> EXERCISE: Write out the listing below without alteration, omitting its pictures.

Dataset excerpts
%%
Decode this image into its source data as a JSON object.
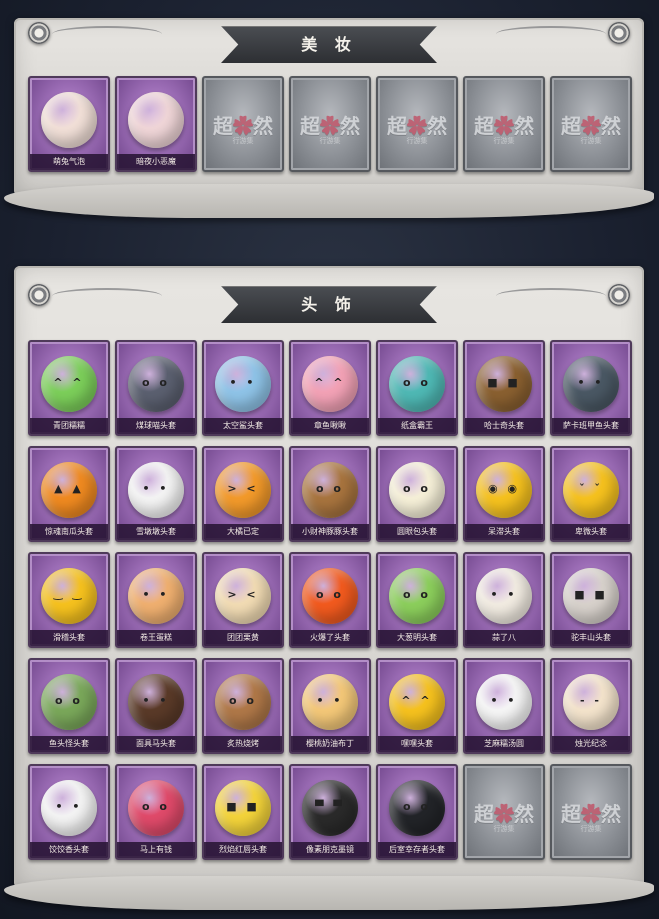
{
  "makeup": {
    "title": "美 妆",
    "items": [
      {
        "label": "萌兔气泡",
        "color": "#f2e0d8",
        "face": "",
        "filled": true
      },
      {
        "label": "暗夜小恶魔",
        "color": "#f0d6d8",
        "face": "",
        "filled": true
      },
      {
        "filled": false
      },
      {
        "filled": false
      },
      {
        "filled": false
      },
      {
        "filled": false
      },
      {
        "filled": false
      }
    ]
  },
  "headwear": {
    "title": "头 饰",
    "items": [
      {
        "label": "青团糯糯",
        "color": "#7ccf5a",
        "face": "^ ^",
        "filled": true
      },
      {
        "label": "煤球喵头套",
        "color": "#5b6070",
        "face": "o o",
        "filled": true
      },
      {
        "label": "太空鲨头套",
        "color": "#8fc4e8",
        "face": "• •",
        "filled": true
      },
      {
        "label": "章鱼啾啾",
        "color": "#f3a2b6",
        "face": "^ ^",
        "filled": true
      },
      {
        "label": "纸盒霸王",
        "color": "#4fb9b5",
        "face": "o o",
        "filled": true
      },
      {
        "label": "哈士奇头套",
        "color": "#8a6030",
        "face": "■ ■",
        "filled": true
      },
      {
        "label": "萨卡班甲鱼头套",
        "color": "#4a5864",
        "face": "• •",
        "filled": true
      },
      {
        "label": "惊魂南瓜头套",
        "color": "#f08a20",
        "face": "▲ ▲",
        "filled": true
      },
      {
        "label": "雪墩墩头套",
        "color": "#f4f4f4",
        "face": "• •",
        "filled": true
      },
      {
        "label": "大橘已定",
        "color": "#f39a2a",
        "face": "> <",
        "filled": true
      },
      {
        "label": "小财神豚豚头套",
        "color": "#a8743e",
        "face": "o o",
        "filled": true
      },
      {
        "label": "圆眼包头套",
        "color": "#f6f0d8",
        "face": "o o",
        "filled": true
      },
      {
        "label": "呆滞头套",
        "color": "#f6c21e",
        "face": "◉ ◉",
        "filled": true
      },
      {
        "label": "卑微头套",
        "color": "#f6c21e",
        "face": "ˇ ˇ",
        "filled": true
      },
      {
        "label": "滑稽头套",
        "color": "#f6c21e",
        "face": "‿ ‿",
        "filled": true
      },
      {
        "label": "卷王蛋糕",
        "color": "#f0b070",
        "face": "• •",
        "filled": true
      },
      {
        "label": "团团栗黄",
        "color": "#f2dcb4",
        "face": "> <",
        "filled": true
      },
      {
        "label": "火爆了头套",
        "color": "#f25a1e",
        "face": "o o",
        "filled": true
      },
      {
        "label": "大葱明头套",
        "color": "#8ccf5c",
        "face": "o o",
        "filled": true
      },
      {
        "label": "蒜了八",
        "color": "#f2ece2",
        "face": "• •",
        "filled": true
      },
      {
        "label": "驼丰山头套",
        "color": "#d8d2cc",
        "face": "■ ■",
        "filled": true
      },
      {
        "label": "鱼头怪头套",
        "color": "#7aa85a",
        "face": "o o",
        "filled": true
      },
      {
        "label": "面具马头套",
        "color": "#5a3a28",
        "face": "• •",
        "filled": true
      },
      {
        "label": "炙热烧烤",
        "color": "#b07848",
        "face": "o o",
        "filled": true
      },
      {
        "label": "樱桃奶油布丁",
        "color": "#f4c878",
        "face": "• •",
        "filled": true
      },
      {
        "label": "嘿嘿头套",
        "color": "#f6c21e",
        "face": "^ ^",
        "filled": true
      },
      {
        "label": "芝麻糯汤圆",
        "color": "#f6f6f6",
        "face": "• •",
        "filled": true
      },
      {
        "label": "烛光纪念",
        "color": "#f4e4cc",
        "face": "- -",
        "filled": true
      },
      {
        "label": "饺饺香头套",
        "color": "#f4f4f4",
        "face": "• •",
        "filled": true
      },
      {
        "label": "马上有钱",
        "color": "#e04a6a",
        "face": "o o",
        "filled": true
      },
      {
        "label": "烈焰红唇头套",
        "color": "#f4d43a",
        "face": "■ ■",
        "filled": true
      },
      {
        "label": "像素朋克墨镜",
        "color": "#2a2a2a",
        "face": "▀ ▀",
        "filled": true
      },
      {
        "label": "后室幸存者头套",
        "color": "#222428",
        "face": "o o",
        "filled": true
      },
      {
        "filled": false
      },
      {
        "filled": false
      }
    ]
  },
  "watermark": {
    "text_a": "超",
    "text_b": "然",
    "dot": "✿",
    "sub": "行游集"
  }
}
%%
> EXERCISE RESULT:
Decode this image into its source data as a JSON object.
{
  "makeup": {
    "title": "美 妆",
    "items": [
      {
        "label": "萌兔气泡",
        "color": "#f2e0d8",
        "face": "",
        "filled": true
      },
      {
        "label": "暗夜小恶魔",
        "color": "#f0d6d8",
        "face": "",
        "filled": true
      },
      {
        "filled": false
      },
      {
        "filled": false
      },
      {
        "filled": false
      },
      {
        "filled": false
      },
      {
        "filled": false
      }
    ]
  },
  "headwear": {
    "title": "头 饰",
    "items": [
      {
        "label": "青团糯糯",
        "color": "#7ccf5a",
        "face": "^ ^",
        "filled": true
      },
      {
        "label": "煤球喵头套",
        "color": "#5b6070",
        "face": "o o",
        "filled": true
      },
      {
        "label": "太空鲨头套",
        "color": "#8fc4e8",
        "face": "• •",
        "filled": true
      },
      {
        "label": "章鱼啾啾",
        "color": "#f3a2b6",
        "face": "^ ^",
        "filled": true
      },
      {
        "label": "纸盒霸王",
        "color": "#4fb9b5",
        "face": "o o",
        "filled": true
      },
      {
        "label": "哈士奇头套",
        "color": "#8a6030",
        "face": "■ ■",
        "filled": true
      },
      {
        "label": "萨卡班甲鱼头套",
        "color": "#4a5864",
        "face": "• •",
        "filled": true
      },
      {
        "label": "惊魂南瓜头套",
        "color": "#f08a20",
        "face": "▲ ▲",
        "filled": true
      },
      {
        "label": "雪墩墩头套",
        "color": "#f4f4f4",
        "face": "• •",
        "filled": true
      },
      {
        "label": "大橘已定",
        "color": "#f39a2a",
        "face": "> <",
        "filled": true
      },
      {
        "label": "小财神豚豚头套",
        "color": "#a8743e",
        "face": "o o",
        "filled": true
      },
      {
        "label": "圆眼包头套",
        "color": "#f6f0d8",
        "face": "o o",
        "filled": true
      },
      {
        "label": "呆滞头套",
        "color": "#f6c21e",
        "face": "◉ ◉",
        "filled": true
      },
      {
        "label": "卑微头套",
        "color": "#f6c21e",
        "face": "ˇ ˇ",
        "filled": true
      },
      {
        "label": "滑稽头套",
        "color": "#f6c21e",
        "face": "‿ ‿",
        "filled": true
      },
      {
        "label": "卷王蛋糕",
        "color": "#f0b070",
        "face": "• •",
        "filled": true
      },
      {
        "label": "团团栗黄",
        "color": "#f2dcb4",
        "face": "> <",
        "filled": true
      },
      {
        "label": "火爆了头套",
        "color": "#f25a1e",
        "face": "o o",
        "filled": true
      },
      {
        "label": "大葱明头套",
        "color": "#8ccf5c",
        "face": "o o",
        "filled": true
      },
      {
        "label": "蒜了八",
        "color": "#f2ece2",
        "face": "• •",
        "filled": true
      },
      {
        "label": "驼丰山头套",
        "color": "#d8d2cc",
        "face": "■ ■",
        "filled": true
      },
      {
        "label": "鱼头怪头套",
        "color": "#7aa85a",
        "face": "o o",
        "filled": true
      },
      {
        "label": "面具马头套",
        "color": "#5a3a28",
        "face": "• •",
        "filled": true
      },
      {
        "label": "炙热烧烤",
        "color": "#b07848",
        "face": "o o",
        "filled": true
      },
      {
        "label": "樱桃奶油布丁",
        "color": "#f4c878",
        "face": "• •",
        "filled": true
      },
      {
        "label": "嘿嘿头套",
        "color": "#f6c21e",
        "face": "^ ^",
        "filled": true
      },
      {
        "label": "芝麻糯汤圆",
        "color": "#f6f6f6",
        "face": "• •",
        "filled": true
      },
      {
        "label": "烛光纪念",
        "color": "#f4e4cc",
        "face": "- -",
        "filled": true
      },
      {
        "label": "饺饺香头套",
        "color": "#f4f4f4",
        "face": "• •",
        "filled": true
      },
      {
        "label": "马上有钱",
        "color": "#e04a6a",
        "face": "o o",
        "filled": true
      },
      {
        "label": "烈焰红唇头套",
        "color": "#f4d43a",
        "face": "■ ■",
        "filled": true
      },
      {
        "label": "像素朋克墨镜",
        "color": "#2a2a2a",
        "face": "▀ ▀",
        "filled": true
      },
      {
        "label": "后室幸存者头套",
        "color": "#222428",
        "face": "o o",
        "filled": true
      },
      {
        "filled": false
      },
      {
        "filled": false
      }
    ]
  },
  "watermark": {
    "text_a": "超",
    "text_b": "然",
    "dot": "✿",
    "sub": "行游集"
  }
}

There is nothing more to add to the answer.